> [GOAL] Print the listing that follows, character for character.
ENTRIES PROVIDED start
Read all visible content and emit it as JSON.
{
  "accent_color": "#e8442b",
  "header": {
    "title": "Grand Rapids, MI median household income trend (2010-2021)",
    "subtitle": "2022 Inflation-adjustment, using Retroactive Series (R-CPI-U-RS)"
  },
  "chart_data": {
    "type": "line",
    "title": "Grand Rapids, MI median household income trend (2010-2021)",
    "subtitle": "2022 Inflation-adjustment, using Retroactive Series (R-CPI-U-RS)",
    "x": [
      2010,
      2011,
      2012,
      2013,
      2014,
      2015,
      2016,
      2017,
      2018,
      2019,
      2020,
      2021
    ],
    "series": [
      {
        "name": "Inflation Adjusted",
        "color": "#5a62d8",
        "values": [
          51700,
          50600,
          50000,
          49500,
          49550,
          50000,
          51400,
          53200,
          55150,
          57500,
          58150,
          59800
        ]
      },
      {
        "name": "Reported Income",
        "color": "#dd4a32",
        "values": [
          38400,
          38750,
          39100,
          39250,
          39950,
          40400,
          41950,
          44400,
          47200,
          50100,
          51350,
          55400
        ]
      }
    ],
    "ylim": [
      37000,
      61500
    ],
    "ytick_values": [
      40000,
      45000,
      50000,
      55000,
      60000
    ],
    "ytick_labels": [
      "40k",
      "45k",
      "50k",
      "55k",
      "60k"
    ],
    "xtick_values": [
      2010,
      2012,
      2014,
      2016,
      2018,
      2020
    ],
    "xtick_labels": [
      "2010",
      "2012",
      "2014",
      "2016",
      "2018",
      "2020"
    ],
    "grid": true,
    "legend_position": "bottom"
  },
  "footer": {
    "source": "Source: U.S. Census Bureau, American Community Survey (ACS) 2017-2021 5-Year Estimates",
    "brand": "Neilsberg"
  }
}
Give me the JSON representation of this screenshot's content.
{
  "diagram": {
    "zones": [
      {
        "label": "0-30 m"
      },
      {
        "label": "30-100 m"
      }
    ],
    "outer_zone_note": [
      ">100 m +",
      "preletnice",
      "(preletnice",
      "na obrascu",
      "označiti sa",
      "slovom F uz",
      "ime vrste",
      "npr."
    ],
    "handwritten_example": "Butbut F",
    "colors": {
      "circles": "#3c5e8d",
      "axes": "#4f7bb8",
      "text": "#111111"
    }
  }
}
ENTRIES PROVIDED end
> [WRITTEN REPLY]
Read all visible content and emit it as JSON.
{
  "accent_color": "#e8442b",
  "header": {
    "title": "Grand Rapids, MI median household income trend (2010-2021)",
    "subtitle": "2022 Inflation-adjustment, using Retroactive Series (R-CPI-U-RS)"
  },
  "chart_data": {
    "type": "line",
    "title": "Grand Rapids, MI median household income trend (2010-2021)",
    "subtitle": "2022 Inflation-adjustment, using Retroactive Series (R-CPI-U-RS)",
    "x": [
      2010,
      2011,
      2012,
      2013,
      2014,
      2015,
      2016,
      2017,
      2018,
      2019,
      2020,
      2021
    ],
    "series": [
      {
        "name": "Inflation Adjusted",
        "color": "#5a62d8",
        "values": [
          51700,
          50600,
          50000,
          49500,
          49550,
          50000,
          51400,
          53200,
          55150,
          57500,
          58150,
          59800
        ]
      },
      {
        "name": "Reported Income",
        "color": "#dd4a32",
        "values": [
          38400,
          38750,
          39100,
          39250,
          39950,
          40400,
          41950,
          44400,
          47200,
          50100,
          51350,
          55400
        ]
      }
    ],
    "ylim": [
      37000,
      61500
    ],
    "ytick_values": [
      40000,
      45000,
      50000,
      55000,
      60000
    ],
    "ytick_labels": [
      "40k",
      "45k",
      "50k",
      "55k",
      "60k"
    ],
    "xtick_values": [
      2010,
      2012,
      2014,
      2016,
      2018,
      2020
    ],
    "xtick_labels": [
      "2010",
      "2012",
      "2014",
      "2016",
      "2018",
      "2020"
    ],
    "grid": true,
    "legend_position": "bottom"
  },
  "footer": {
    "source": "Source: U.S. Census Bureau, American Community Survey (ACS) 2017-2021 5-Year Estimates",
    "brand": "Neilsberg"
  }
}
Give me the JSON representation of this screenshot's content.
{
  "diagram": {
    "zones": [
      {
        "label": "0-30 m"
      },
      {
        "label": "30-100 m"
      }
    ],
    "outer_zone_note": [
      ">100 m +",
      "preletnice",
      "(preletnice",
      "na obrascu",
      "označiti sa",
      "slovom F uz",
      "ime vrste",
      "npr."
    ],
    "handwritten_example": "Butbut F",
    "colors": {
      "circles": "#3c5e8d",
      "axes": "#4f7bb8",
      "text": "#111111"
    }
  }
}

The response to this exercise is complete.